/---

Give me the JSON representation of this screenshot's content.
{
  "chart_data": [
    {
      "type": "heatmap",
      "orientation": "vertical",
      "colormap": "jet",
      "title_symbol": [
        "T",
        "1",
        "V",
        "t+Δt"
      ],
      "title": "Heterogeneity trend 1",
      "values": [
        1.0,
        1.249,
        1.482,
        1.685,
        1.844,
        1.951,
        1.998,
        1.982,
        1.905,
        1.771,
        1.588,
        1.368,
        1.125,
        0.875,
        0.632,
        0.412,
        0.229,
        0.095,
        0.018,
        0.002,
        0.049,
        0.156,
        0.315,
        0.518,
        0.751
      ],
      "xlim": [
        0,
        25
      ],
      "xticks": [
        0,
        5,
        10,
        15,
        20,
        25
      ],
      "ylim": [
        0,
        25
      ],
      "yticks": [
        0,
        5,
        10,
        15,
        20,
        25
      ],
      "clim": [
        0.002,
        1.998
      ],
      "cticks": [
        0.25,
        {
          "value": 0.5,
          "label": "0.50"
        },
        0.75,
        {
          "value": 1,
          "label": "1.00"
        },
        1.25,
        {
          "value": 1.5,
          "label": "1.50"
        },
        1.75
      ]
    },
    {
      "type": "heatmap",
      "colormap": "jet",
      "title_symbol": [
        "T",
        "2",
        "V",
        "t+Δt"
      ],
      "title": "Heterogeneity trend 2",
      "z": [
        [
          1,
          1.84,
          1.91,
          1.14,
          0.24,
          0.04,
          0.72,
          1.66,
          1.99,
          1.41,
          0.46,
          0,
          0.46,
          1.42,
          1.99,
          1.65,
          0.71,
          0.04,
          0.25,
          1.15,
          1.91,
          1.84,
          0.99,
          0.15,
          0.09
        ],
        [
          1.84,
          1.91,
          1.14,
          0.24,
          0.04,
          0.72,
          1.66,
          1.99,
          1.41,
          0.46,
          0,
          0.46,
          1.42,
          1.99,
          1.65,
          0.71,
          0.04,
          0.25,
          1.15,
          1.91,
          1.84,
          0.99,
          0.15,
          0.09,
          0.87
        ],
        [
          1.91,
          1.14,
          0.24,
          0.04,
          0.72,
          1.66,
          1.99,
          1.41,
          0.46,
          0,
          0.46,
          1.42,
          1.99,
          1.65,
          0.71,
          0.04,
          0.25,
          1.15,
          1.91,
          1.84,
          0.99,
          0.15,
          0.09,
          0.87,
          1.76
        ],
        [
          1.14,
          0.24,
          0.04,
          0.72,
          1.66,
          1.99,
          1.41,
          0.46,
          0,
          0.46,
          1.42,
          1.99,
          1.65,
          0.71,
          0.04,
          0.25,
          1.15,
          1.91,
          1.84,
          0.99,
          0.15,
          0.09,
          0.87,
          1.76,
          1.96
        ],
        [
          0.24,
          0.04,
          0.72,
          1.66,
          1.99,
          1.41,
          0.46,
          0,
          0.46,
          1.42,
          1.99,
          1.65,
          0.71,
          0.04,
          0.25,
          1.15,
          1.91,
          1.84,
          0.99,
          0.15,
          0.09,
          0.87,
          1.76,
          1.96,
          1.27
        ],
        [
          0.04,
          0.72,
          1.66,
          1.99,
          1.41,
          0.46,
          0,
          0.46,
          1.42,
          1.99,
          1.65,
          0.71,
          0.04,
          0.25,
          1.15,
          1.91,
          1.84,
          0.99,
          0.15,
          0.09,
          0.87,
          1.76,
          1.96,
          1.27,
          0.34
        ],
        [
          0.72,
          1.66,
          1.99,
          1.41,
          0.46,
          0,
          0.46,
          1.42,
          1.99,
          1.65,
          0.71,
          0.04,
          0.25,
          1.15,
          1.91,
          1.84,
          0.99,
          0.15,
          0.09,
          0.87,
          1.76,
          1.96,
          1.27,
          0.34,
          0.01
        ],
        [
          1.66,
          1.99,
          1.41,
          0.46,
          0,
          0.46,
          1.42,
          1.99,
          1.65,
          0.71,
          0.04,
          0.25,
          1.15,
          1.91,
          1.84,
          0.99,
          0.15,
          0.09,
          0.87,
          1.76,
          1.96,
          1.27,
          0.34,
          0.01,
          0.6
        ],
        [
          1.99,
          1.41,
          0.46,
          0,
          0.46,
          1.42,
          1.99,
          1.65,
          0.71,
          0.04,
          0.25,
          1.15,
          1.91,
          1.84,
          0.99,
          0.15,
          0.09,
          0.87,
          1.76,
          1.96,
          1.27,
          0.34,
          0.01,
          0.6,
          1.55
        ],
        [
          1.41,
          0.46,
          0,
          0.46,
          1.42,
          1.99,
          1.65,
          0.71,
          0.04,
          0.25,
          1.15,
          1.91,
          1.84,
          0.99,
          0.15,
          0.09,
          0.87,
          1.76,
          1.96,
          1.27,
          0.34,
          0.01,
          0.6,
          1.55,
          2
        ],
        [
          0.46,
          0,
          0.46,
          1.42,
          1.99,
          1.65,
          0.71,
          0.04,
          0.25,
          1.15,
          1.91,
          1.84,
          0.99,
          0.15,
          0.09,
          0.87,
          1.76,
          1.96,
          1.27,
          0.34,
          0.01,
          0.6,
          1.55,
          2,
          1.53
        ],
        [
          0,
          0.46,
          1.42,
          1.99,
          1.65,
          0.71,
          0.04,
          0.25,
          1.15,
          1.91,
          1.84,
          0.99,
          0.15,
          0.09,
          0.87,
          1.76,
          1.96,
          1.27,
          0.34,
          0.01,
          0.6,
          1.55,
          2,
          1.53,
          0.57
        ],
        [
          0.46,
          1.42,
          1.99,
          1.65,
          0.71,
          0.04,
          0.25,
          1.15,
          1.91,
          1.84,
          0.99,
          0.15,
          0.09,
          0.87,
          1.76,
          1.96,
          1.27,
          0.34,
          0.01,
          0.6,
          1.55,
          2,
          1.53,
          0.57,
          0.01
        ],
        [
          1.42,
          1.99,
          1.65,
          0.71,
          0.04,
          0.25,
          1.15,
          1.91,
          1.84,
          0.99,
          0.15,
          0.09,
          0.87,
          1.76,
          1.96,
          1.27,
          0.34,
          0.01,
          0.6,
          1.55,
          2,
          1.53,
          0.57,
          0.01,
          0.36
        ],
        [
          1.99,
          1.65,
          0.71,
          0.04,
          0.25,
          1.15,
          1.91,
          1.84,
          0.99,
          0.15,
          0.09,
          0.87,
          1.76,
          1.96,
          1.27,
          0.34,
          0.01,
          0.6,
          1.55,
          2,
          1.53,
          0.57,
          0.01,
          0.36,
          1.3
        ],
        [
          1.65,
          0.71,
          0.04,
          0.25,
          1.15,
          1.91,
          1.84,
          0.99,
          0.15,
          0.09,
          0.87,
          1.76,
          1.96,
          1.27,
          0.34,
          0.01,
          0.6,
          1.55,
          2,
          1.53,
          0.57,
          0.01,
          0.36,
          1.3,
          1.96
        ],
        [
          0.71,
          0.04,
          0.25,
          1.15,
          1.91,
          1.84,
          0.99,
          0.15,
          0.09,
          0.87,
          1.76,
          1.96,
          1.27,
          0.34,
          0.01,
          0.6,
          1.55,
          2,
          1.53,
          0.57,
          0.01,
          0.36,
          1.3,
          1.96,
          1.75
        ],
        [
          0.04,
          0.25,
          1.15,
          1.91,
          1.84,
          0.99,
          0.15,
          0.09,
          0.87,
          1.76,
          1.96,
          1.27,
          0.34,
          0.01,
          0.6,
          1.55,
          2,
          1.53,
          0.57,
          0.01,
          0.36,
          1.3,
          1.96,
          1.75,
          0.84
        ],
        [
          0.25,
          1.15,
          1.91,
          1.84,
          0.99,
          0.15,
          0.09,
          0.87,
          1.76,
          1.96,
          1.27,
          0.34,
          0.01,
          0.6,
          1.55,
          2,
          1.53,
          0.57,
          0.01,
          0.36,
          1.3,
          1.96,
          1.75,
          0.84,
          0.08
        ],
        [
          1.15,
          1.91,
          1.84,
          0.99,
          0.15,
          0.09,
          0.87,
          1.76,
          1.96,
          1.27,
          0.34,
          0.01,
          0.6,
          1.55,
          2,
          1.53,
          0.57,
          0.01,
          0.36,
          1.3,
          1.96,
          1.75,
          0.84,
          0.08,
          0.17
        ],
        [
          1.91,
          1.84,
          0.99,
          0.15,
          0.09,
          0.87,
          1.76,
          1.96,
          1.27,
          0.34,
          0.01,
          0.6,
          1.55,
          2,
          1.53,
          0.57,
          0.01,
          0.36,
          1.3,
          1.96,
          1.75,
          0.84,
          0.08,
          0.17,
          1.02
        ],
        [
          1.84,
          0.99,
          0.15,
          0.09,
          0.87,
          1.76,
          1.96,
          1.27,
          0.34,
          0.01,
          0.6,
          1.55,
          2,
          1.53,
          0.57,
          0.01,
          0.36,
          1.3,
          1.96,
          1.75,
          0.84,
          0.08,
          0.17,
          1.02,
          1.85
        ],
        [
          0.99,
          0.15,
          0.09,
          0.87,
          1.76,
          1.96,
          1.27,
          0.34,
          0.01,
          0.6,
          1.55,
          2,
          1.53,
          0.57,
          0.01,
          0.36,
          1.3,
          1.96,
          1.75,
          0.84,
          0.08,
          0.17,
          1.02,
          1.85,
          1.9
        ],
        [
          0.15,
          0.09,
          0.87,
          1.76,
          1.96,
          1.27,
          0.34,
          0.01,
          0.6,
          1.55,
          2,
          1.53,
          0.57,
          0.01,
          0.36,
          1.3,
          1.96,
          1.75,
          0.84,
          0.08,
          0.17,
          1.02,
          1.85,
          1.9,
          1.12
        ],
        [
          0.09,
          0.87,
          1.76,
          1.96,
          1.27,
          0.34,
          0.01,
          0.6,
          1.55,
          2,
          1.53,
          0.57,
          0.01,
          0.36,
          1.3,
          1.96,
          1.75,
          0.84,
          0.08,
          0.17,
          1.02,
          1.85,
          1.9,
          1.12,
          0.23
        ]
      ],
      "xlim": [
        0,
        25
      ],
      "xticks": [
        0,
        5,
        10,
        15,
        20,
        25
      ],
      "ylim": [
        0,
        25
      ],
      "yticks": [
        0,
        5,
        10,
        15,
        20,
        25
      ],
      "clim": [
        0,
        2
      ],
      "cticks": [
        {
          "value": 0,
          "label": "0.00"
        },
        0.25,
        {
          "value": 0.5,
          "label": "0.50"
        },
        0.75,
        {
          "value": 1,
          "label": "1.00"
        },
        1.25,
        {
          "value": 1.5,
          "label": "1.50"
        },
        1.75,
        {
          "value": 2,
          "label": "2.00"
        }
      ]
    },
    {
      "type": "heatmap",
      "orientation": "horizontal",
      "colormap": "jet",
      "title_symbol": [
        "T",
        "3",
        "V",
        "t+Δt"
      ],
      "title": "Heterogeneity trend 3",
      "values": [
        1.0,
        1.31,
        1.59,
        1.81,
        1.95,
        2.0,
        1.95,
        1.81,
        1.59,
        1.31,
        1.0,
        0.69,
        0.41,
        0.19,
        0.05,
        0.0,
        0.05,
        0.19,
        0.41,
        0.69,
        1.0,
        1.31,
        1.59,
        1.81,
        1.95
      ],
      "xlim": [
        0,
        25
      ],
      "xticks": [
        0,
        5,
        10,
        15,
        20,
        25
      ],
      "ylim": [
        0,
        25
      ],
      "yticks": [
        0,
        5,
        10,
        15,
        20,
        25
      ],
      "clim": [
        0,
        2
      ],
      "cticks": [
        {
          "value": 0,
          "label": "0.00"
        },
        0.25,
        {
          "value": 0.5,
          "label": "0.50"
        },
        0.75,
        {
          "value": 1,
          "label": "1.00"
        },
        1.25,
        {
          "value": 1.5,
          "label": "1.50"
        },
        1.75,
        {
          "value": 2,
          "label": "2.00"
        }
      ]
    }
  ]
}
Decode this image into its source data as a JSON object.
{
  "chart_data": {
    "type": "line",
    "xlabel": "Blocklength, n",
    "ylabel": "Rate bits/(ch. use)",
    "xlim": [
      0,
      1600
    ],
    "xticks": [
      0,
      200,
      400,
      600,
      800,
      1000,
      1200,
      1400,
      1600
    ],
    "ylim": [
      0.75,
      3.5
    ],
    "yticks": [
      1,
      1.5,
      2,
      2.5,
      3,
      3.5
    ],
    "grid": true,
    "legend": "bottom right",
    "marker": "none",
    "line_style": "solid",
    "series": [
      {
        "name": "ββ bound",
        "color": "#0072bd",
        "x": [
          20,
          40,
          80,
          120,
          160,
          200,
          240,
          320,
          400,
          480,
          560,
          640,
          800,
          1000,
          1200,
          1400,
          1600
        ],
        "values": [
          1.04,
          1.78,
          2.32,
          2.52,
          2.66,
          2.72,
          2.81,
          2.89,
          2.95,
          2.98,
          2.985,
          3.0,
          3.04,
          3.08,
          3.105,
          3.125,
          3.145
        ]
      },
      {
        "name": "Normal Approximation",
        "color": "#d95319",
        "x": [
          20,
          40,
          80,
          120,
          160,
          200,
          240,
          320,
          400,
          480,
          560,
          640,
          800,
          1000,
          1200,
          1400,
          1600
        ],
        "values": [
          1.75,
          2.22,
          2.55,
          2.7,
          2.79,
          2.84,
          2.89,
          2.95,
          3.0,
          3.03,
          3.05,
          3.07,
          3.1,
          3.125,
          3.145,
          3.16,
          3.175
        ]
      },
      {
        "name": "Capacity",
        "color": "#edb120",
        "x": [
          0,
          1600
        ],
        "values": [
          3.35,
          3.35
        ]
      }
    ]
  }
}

\---

**Description of the task:** Give only the number of lines in the material above that hold the word "this".

**Exercise result:** 2